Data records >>
● ● ● ●

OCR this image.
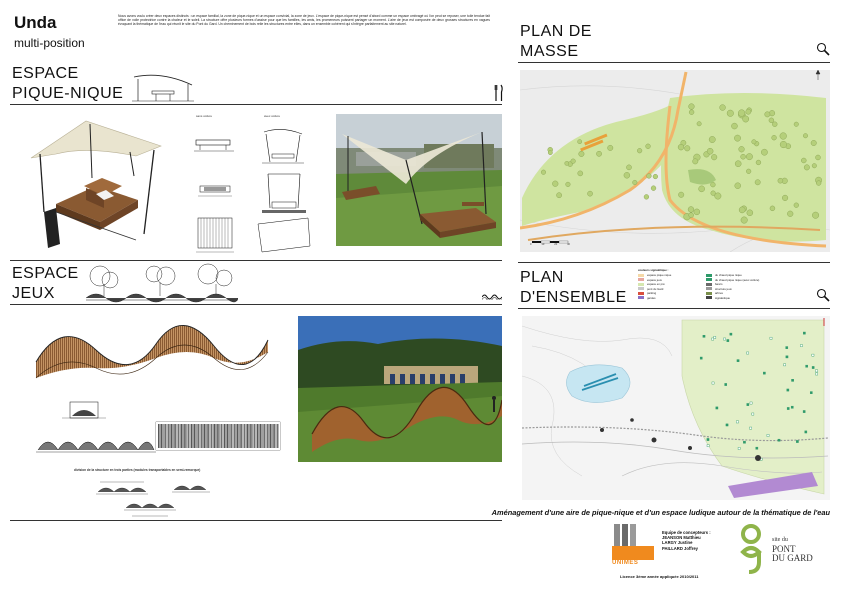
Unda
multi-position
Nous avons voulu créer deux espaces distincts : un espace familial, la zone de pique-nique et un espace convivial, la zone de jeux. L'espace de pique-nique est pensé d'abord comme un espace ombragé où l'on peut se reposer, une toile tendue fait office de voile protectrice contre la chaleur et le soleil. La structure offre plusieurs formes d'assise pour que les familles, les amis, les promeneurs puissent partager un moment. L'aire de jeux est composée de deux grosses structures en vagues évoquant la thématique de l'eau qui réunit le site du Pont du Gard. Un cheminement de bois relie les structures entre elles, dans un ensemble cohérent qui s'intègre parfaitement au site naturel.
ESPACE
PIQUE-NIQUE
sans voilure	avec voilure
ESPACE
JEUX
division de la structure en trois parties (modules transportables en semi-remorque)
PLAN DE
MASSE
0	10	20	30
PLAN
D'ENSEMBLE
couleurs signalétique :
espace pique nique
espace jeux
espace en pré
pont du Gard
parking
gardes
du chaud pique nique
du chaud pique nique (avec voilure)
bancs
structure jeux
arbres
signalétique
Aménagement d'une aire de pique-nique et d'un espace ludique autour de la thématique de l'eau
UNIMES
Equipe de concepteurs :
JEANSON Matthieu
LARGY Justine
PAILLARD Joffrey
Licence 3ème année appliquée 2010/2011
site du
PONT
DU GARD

● ● ● ●

Exercise goal >> Quote the material exactly. Pictures stay out.

Result below >>
OCR this image.
Unda
multi-position
Nous avons voulu créer deux espaces distincts : un espace familial, la zone de pique-nique et un espace convivial, la zone de jeux. L'espace de pique-nique est pensé d'abord comme un espace ombragé où l'on peut se reposer, une toile tendue fait office de voile protectrice contre la chaleur et le soleil. La structure offre plusieurs formes d'assise pour que les familles, les amis, les promeneurs puissent partager un moment. L'aire de jeux est composée de deux grosses structures en vagues évoquant la thématique de l'eau qui réunit le site du Pont du Gard. Un cheminement de bois relie les structures entre elles, dans un ensemble cohérent qui s'intègre parfaitement au site naturel.
ESPACE
PIQUE-NIQUE
sans voilure	avec voilure
ESPACE
JEUX
division de la structure en trois parties (modules transportables en semi-remorque)
PLAN DE
MASSE
0	10	20	30
PLAN
D'ENSEMBLE
couleurs signalétique :
espace pique nique
espace jeux
espace en pré
pont du Gard
parking
gardes
du chaud pique nique
du chaud pique nique (avec voilure)
bancs
structure jeux
arbres
signalétique
Aménagement d'une aire de pique-nique et d'un espace ludique autour de la thématique de l'eau
UNIMES
Equipe de concepteurs :
JEANSON Matthieu
LARGY Justine
PAILLARD Joffrey
Licence 3ème année appliquée 2010/2011
site du
PONT
DU GARD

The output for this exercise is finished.